● **What you need to do**:
A. List every form that the article on deep learning for medical images says medical data can take.
B. Carry on the article about deep learning for medical images with the next passage after its final sentence.

● **Supplied text**:

━━━

Deep learning: From natural to medical images

How to adjust deep neural networks to medical image analysis problems

Deep neural networks have been taking the world by storm in the past years and successful applications are now abundant for problems in image analysis. Neural networks are often developed on ‘natural’ images; everyday images taken with regular RGB cameras. Recently, deep neural networks have also been adapted and deployed to detect abnormalities in medical images such as X-ray, CT and MRI scans with great success. However, there are some key differences between the two domains: medical images often contain quantitative information and objects have no canonical orientation. Taking these differences into account and adjusting algorithms accordingly can greatly boost performance.

Deep neural networks have been taking the world by storm in the past years and successful applications are now abundant for problems in image analysis. Tools for security and pedestrian detection systems in self-driving cars, could make the world a safer place and reduce accidents. Another area where AI can have an immense positive impact is the medical world.

Even though the problems are superficially similar, research on image analysis for natural and medical images has traditionally been separated. Natural image analysis often refers to problems such as object detection, face recognition and 3D reconstruction, using images from normal RGB cameras. Medical image analysis entails tasks like detecting diseases in X-ray images, quantifying anomalies in MRI, segmenting organs in CT scans, etc.

Deep learning methods for classification are infamous for being data hungry. For problems in natural image analysis, this is often solved by mining massive numbers photos from social media and having non-experts perform annotations through crowdsourcing [1]. For medical problems, this data is often harder to acquire and labeling requires expensive experts, meaning it takes longer for deep learning methods to find their way to medical image analysis. As a result, many of the algorithms for classification are prototyped on natural data and subsequently adjusted to medical problems.

There are several key differences between natural and medical data. The most obvious is the data format: natural images are typically 2 (spatial) dimensional RGB images, whereas medical data can have any form such as 2D grayscale, 2D with 4 channels, 3D volumes and even 4D (volumes changing over time). However, there are also more subtle differences. Taking these into account can push the performance towards clinically usable products.

Variance and invariance

Deep neural networks generate a hierarchical representation of the data. If this is done well, the final representation will be a subspace that retains all relevant sources of variation for the classification (or regression) task and ignores everything else, i.e., it becomes invariant to irrelevant sources. If we want to discriminate cats from dogs for instance, we should look at sources of variation like the shape of the ears, their fur, size of the tail etc, but generate invariance with respect to factors such as the exact intensity of the image, the orientation and the size of the animal.

━━━

● **Listed entries**:
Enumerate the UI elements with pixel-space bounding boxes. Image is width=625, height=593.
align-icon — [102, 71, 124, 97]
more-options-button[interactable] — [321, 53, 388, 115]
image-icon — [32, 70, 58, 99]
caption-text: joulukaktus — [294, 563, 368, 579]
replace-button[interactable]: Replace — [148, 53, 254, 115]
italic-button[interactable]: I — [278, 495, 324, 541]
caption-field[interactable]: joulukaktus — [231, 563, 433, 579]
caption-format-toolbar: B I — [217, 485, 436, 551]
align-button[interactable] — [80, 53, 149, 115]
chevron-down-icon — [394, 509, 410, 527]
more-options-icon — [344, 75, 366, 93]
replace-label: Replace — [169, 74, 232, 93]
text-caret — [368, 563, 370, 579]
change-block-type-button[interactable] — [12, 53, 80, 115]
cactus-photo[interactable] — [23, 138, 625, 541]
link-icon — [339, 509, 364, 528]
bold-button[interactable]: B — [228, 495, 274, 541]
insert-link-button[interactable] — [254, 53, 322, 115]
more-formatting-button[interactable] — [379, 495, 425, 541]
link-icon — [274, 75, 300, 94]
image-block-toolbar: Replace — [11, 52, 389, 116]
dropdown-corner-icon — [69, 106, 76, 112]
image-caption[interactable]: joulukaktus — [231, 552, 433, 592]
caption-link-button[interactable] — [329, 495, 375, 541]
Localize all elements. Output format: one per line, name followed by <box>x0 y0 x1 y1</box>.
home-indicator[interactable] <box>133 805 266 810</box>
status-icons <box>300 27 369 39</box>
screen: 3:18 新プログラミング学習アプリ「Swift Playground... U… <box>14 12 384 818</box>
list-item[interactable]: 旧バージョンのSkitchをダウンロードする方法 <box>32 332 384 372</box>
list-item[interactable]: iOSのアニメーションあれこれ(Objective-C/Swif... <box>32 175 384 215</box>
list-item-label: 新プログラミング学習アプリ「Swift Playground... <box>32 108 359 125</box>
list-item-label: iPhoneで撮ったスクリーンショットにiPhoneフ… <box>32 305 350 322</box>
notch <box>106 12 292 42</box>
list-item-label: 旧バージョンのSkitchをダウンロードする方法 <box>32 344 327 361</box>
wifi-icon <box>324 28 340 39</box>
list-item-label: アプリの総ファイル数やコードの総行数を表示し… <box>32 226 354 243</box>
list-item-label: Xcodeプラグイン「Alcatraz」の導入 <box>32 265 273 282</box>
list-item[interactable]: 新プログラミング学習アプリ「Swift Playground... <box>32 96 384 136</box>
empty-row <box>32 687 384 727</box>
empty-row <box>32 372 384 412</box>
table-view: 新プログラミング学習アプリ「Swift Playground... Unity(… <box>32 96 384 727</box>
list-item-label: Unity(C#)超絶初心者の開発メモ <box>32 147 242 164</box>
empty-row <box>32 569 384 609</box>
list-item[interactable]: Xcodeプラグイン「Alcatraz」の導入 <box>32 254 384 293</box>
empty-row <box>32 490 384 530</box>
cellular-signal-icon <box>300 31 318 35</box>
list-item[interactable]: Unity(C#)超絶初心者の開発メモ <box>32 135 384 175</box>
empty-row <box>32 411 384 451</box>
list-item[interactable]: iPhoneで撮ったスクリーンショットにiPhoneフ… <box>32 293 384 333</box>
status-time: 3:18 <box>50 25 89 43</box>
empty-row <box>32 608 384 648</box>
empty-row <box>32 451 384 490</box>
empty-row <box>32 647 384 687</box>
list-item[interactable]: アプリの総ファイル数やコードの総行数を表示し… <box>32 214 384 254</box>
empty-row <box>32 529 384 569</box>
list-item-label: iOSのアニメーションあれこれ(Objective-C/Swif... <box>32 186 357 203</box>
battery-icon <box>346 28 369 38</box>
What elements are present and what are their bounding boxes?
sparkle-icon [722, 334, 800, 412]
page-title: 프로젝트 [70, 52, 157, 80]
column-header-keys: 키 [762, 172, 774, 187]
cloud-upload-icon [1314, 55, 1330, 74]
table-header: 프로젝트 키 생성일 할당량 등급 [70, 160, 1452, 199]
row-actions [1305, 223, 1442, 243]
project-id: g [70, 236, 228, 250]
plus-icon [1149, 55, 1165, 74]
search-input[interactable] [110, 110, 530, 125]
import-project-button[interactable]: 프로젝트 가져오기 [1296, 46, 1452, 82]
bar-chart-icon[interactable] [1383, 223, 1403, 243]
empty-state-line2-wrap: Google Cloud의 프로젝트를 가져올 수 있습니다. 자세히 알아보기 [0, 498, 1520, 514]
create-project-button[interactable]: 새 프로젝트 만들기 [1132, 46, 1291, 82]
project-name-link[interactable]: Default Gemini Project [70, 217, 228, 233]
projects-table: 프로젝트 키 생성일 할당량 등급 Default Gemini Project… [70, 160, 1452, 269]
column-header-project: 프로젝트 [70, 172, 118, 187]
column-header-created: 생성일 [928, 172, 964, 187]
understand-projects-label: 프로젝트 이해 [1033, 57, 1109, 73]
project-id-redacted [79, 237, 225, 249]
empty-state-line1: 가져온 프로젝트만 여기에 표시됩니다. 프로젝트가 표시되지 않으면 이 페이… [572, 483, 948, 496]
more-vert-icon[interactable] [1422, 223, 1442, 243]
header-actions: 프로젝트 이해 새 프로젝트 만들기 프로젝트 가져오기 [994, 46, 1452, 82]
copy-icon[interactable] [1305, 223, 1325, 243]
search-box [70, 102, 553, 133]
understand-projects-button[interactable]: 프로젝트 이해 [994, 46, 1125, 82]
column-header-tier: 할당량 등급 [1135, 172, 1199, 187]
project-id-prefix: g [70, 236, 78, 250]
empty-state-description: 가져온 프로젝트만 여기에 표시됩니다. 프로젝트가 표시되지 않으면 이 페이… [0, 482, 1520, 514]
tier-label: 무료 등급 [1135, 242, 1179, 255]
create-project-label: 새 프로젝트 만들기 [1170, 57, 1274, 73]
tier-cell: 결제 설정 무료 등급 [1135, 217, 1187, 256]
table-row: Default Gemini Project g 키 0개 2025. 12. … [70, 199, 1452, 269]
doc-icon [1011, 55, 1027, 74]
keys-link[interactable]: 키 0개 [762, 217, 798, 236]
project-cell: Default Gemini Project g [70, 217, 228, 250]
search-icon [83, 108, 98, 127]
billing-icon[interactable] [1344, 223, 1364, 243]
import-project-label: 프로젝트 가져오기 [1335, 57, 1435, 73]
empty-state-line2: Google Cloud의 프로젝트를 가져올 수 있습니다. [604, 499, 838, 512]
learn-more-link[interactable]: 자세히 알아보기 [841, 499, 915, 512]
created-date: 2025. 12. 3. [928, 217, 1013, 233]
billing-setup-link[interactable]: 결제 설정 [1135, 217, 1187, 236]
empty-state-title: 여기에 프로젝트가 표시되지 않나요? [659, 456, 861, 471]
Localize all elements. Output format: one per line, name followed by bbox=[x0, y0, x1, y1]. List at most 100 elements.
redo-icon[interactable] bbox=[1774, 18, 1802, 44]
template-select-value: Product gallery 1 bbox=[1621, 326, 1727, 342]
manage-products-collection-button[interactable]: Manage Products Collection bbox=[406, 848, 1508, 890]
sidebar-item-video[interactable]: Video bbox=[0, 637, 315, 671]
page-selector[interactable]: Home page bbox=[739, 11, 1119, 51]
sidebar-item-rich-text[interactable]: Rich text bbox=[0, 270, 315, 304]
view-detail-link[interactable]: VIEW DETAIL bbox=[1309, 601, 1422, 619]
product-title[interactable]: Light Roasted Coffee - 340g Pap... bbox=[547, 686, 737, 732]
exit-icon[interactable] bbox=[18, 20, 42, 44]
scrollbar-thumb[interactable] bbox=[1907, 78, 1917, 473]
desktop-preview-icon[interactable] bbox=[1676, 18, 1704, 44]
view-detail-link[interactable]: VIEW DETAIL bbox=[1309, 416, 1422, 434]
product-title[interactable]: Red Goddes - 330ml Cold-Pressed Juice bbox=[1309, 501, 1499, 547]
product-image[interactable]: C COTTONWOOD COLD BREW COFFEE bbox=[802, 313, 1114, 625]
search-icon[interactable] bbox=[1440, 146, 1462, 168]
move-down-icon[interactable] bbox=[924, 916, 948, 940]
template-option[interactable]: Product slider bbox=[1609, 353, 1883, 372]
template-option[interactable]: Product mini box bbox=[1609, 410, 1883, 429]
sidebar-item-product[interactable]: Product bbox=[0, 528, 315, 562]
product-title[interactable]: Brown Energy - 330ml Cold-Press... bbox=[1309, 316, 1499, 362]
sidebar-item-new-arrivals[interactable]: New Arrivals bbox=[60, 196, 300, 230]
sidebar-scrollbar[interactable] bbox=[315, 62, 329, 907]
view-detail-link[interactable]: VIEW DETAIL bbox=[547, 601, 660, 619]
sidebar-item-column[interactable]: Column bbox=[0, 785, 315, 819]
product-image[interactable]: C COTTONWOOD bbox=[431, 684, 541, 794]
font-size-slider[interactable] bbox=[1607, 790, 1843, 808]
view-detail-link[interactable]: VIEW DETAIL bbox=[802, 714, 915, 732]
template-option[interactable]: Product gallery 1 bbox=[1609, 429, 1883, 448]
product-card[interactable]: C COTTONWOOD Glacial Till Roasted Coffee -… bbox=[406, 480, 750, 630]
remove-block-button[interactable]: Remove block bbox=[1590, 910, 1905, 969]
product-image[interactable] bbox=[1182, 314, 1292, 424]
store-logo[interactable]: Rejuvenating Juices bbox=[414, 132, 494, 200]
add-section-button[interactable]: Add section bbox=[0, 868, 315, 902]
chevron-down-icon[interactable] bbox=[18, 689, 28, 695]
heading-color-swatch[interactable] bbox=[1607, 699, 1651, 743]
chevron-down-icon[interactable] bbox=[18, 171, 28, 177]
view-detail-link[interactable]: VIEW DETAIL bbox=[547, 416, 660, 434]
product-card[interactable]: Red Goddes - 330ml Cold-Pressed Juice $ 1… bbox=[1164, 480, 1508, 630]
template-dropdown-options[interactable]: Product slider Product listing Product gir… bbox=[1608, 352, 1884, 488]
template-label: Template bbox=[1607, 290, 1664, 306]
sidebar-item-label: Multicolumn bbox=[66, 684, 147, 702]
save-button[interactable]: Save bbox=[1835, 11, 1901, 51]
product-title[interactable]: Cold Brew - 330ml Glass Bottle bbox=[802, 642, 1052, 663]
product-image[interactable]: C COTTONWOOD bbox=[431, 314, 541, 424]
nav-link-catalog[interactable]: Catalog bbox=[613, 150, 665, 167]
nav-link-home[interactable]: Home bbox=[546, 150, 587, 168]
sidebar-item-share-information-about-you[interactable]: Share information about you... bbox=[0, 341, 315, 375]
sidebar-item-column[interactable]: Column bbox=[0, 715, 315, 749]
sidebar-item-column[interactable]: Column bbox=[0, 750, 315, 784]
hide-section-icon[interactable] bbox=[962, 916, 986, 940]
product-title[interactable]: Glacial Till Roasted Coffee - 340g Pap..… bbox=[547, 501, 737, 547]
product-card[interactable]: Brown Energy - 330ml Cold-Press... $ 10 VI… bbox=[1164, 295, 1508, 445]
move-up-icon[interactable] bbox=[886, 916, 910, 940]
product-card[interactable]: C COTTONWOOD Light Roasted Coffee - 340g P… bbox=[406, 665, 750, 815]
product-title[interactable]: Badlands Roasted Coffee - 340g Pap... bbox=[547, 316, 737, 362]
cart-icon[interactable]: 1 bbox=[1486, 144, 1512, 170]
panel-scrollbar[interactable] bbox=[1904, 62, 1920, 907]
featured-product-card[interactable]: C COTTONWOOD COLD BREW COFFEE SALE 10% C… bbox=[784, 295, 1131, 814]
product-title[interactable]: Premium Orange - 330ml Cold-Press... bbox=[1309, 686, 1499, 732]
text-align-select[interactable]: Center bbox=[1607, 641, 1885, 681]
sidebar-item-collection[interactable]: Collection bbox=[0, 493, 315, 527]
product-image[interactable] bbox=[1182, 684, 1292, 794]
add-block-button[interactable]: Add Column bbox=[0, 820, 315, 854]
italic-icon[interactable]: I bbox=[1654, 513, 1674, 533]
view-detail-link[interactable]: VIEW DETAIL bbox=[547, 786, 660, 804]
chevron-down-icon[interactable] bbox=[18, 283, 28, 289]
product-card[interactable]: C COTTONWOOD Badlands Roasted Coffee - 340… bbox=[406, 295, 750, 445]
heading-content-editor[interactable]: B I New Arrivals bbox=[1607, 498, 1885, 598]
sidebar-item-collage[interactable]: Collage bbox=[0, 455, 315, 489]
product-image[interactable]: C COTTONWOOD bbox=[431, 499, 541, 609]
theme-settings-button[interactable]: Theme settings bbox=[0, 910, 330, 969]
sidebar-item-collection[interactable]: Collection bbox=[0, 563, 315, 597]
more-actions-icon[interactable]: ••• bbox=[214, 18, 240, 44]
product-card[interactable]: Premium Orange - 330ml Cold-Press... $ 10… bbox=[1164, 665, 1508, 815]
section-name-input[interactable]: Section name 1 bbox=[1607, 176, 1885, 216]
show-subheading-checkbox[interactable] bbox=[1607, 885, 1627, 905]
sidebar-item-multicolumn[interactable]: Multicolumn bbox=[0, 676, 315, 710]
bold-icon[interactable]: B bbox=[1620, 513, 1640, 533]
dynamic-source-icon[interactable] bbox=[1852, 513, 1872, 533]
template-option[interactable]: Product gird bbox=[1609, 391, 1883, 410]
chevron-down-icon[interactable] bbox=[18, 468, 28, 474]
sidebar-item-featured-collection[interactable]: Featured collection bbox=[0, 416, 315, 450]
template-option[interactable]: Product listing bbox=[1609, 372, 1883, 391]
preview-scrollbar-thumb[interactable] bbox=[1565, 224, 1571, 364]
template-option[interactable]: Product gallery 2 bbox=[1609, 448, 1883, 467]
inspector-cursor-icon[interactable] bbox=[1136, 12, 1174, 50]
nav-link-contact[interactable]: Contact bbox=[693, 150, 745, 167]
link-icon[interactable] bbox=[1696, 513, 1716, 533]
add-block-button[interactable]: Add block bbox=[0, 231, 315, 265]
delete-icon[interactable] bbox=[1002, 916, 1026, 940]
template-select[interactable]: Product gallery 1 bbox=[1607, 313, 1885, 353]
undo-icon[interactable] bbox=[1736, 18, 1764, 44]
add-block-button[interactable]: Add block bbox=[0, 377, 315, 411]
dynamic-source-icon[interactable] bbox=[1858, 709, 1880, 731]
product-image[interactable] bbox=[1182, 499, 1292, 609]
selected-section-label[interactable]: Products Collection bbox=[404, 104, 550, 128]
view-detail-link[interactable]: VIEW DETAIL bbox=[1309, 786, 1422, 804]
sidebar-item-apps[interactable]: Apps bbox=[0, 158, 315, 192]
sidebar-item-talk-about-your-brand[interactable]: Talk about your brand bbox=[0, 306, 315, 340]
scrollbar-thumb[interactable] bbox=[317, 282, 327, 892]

━━━

● **Responses to the exercise**:
A.
- 2D grayscale
- 2D with 4 channels
- 3D volumes
- 4D (volumes changing over time)

B.
In traditional computer vision systems, people thought long and hard to come up with complicated image processing algorithms that would generate a mapping like this. Deep neural networks can learn to generate such a representation from training data, saving tremendous amounts of engineering work. However, to learn a suitable mapping, we still have to make sure the architecture and the way we present our data actually makes it possible for the model to ignore irrelevant factors and focus on the relevant parts.

Variation in intensity

For most classification problems in natural images, the exact intensity of the image is not a relevant feature: A cat is a cat in an over and underexposed image. In traditional solutions to such problems, intensity and saturation are therefore often ignored and features are based on edges or gradients: differences between pixel values.

Left and right image vary greatly in intensity. However, if we want to classify or detect cats in images, the exact intensity is not important.

Intensity variation played a role in one of the first face recognition systems. The method proposed by Turk and Pentland [2] uses PCA to reduce the dimensionality of image data and project it onto a lower dimensional subspace. These ‘Eigenfaces’ are subsequently used for classification by a simple ‘shallow’ classifier.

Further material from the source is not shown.